Requirement —
Repeat the material below word for word and leave out all pictures.

• • • • • • •

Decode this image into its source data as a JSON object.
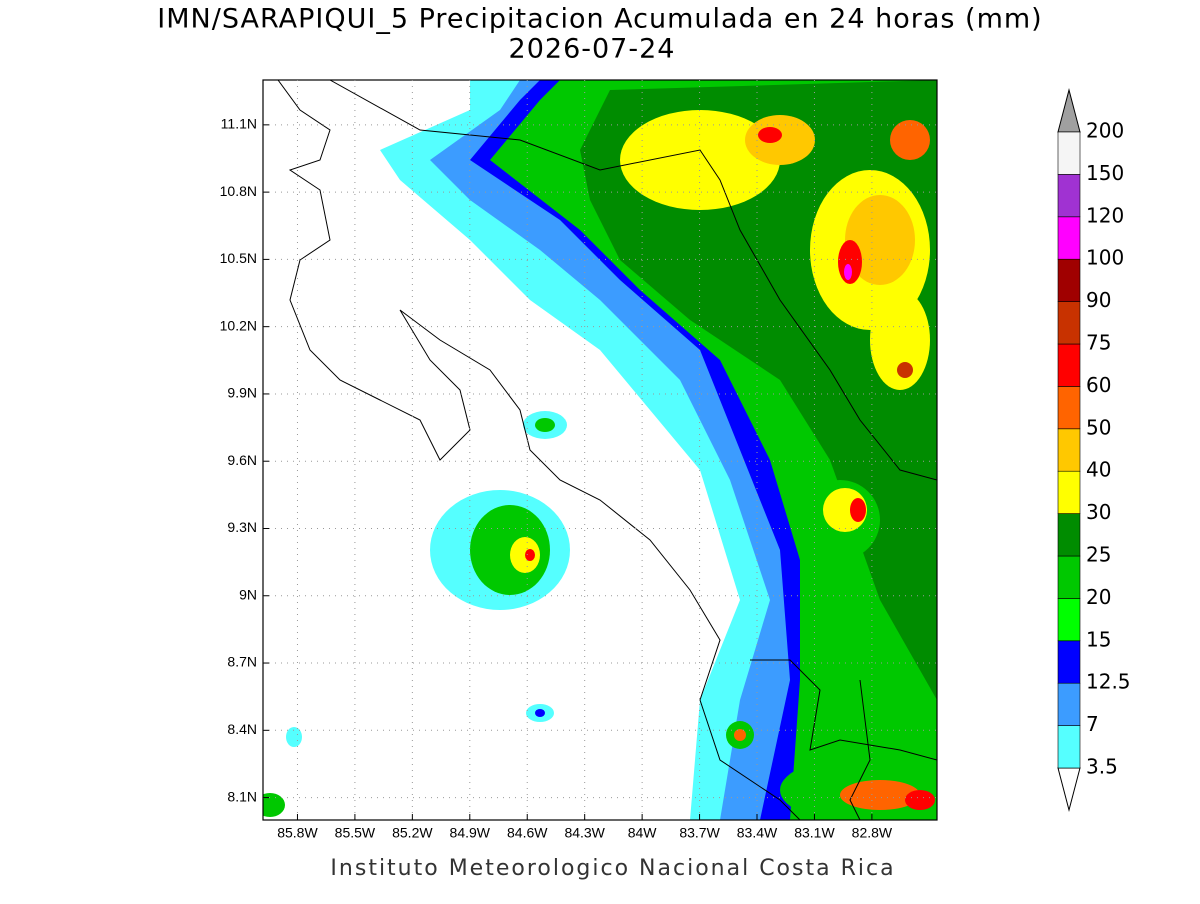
{
  "title": "IMN/SARAPIQUI_5 Precipitacion Acumulada en 24 horas (mm)",
  "subtitle": "2026-07-24",
  "footer": "Instituto Meteorologico Nacional Costa Rica",
  "map": {
    "xlim": [
      -85.98,
      -82.46
    ],
    "ylim": [
      8.0,
      11.3
    ],
    "grid": true,
    "xticks": [
      {
        "value": -85.8,
        "label": "85.8W"
      },
      {
        "value": -85.5,
        "label": "85.5W"
      },
      {
        "value": -85.2,
        "label": "85.2W"
      },
      {
        "value": -84.9,
        "label": "84.9W"
      },
      {
        "value": -84.6,
        "label": "84.6W"
      },
      {
        "value": -84.3,
        "label": "84.3W"
      },
      {
        "value": -84,
        "label": "84W"
      },
      {
        "value": -83.7,
        "label": "83.7W"
      },
      {
        "value": -83.4,
        "label": "83.4W"
      },
      {
        "value": -83.1,
        "label": "83.1W"
      },
      {
        "value": -82.8,
        "label": "82.8W"
      }
    ],
    "yticks": [
      {
        "value": 11.1,
        "label": "11.1N"
      },
      {
        "value": 10.8,
        "label": "10.8N"
      },
      {
        "value": 10.5,
        "label": "10.5N"
      },
      {
        "value": 10.2,
        "label": "10.2N"
      },
      {
        "value": 9.9,
        "label": "9.9N"
      },
      {
        "value": 9.6,
        "label": "9.6N"
      },
      {
        "value": 9.3,
        "label": "9.3N"
      },
      {
        "value": 9,
        "label": "9N"
      },
      {
        "value": 8.7,
        "label": "8.7N"
      },
      {
        "value": 8.4,
        "label": "8.4N"
      },
      {
        "value": 8.1,
        "label": "8.1N"
      }
    ],
    "colorbar": {
      "levels": [
        3.5,
        7,
        12.5,
        15,
        20,
        25,
        30,
        40,
        50,
        60,
        75,
        90,
        100,
        120,
        150,
        200
      ],
      "colors": [
        "#55ffff",
        "#3c9cff",
        "#0000ff",
        "#00ff00",
        "#00c800",
        "#008c00",
        "#ffff00",
        "#ffc800",
        "#ff6400",
        "#ff0000",
        "#c83200",
        "#a00000",
        "#ff00ff",
        "#a032d2",
        "#f5f5f5"
      ],
      "under_color": "#ffffff",
      "over_color": "#a0a0a0"
    }
  }
}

• • • • • • •

Exercise solution —
Decode this image into its source data as a JSON object.
{
  "title": "IMN/SARAPIQUI_5 Precipitacion Acumulada en 24 horas (mm)",
  "subtitle": "2026-07-24",
  "footer": "Instituto Meteorologico Nacional Costa Rica",
  "map": {
    "xlim": [
      -85.98,
      -82.46
    ],
    "ylim": [
      8.0,
      11.3
    ],
    "grid": true,
    "xticks": [
      {
        "value": -85.8,
        "label": "85.8W"
      },
      {
        "value": -85.5,
        "label": "85.5W"
      },
      {
        "value": -85.2,
        "label": "85.2W"
      },
      {
        "value": -84.9,
        "label": "84.9W"
      },
      {
        "value": -84.6,
        "label": "84.6W"
      },
      {
        "value": -84.3,
        "label": "84.3W"
      },
      {
        "value": -84,
        "label": "84W"
      },
      {
        "value": -83.7,
        "label": "83.7W"
      },
      {
        "value": -83.4,
        "label": "83.4W"
      },
      {
        "value": -83.1,
        "label": "83.1W"
      },
      {
        "value": -82.8,
        "label": "82.8W"
      }
    ],
    "yticks": [
      {
        "value": 11.1,
        "label": "11.1N"
      },
      {
        "value": 10.8,
        "label": "10.8N"
      },
      {
        "value": 10.5,
        "label": "10.5N"
      },
      {
        "value": 10.2,
        "label": "10.2N"
      },
      {
        "value": 9.9,
        "label": "9.9N"
      },
      {
        "value": 9.6,
        "label": "9.6N"
      },
      {
        "value": 9.3,
        "label": "9.3N"
      },
      {
        "value": 9,
        "label": "9N"
      },
      {
        "value": 8.7,
        "label": "8.7N"
      },
      {
        "value": 8.4,
        "label": "8.4N"
      },
      {
        "value": 8.1,
        "label": "8.1N"
      }
    ],
    "colorbar": {
      "levels": [
        3.5,
        7,
        12.5,
        15,
        20,
        25,
        30,
        40,
        50,
        60,
        75,
        90,
        100,
        120,
        150,
        200
      ],
      "colors": [
        "#55ffff",
        "#3c9cff",
        "#0000ff",
        "#00ff00",
        "#00c800",
        "#008c00",
        "#ffff00",
        "#ffc800",
        "#ff6400",
        "#ff0000",
        "#c83200",
        "#a00000",
        "#ff00ff",
        "#a032d2",
        "#f5f5f5"
      ],
      "under_color": "#ffffff",
      "over_color": "#a0a0a0"
    }
  }
}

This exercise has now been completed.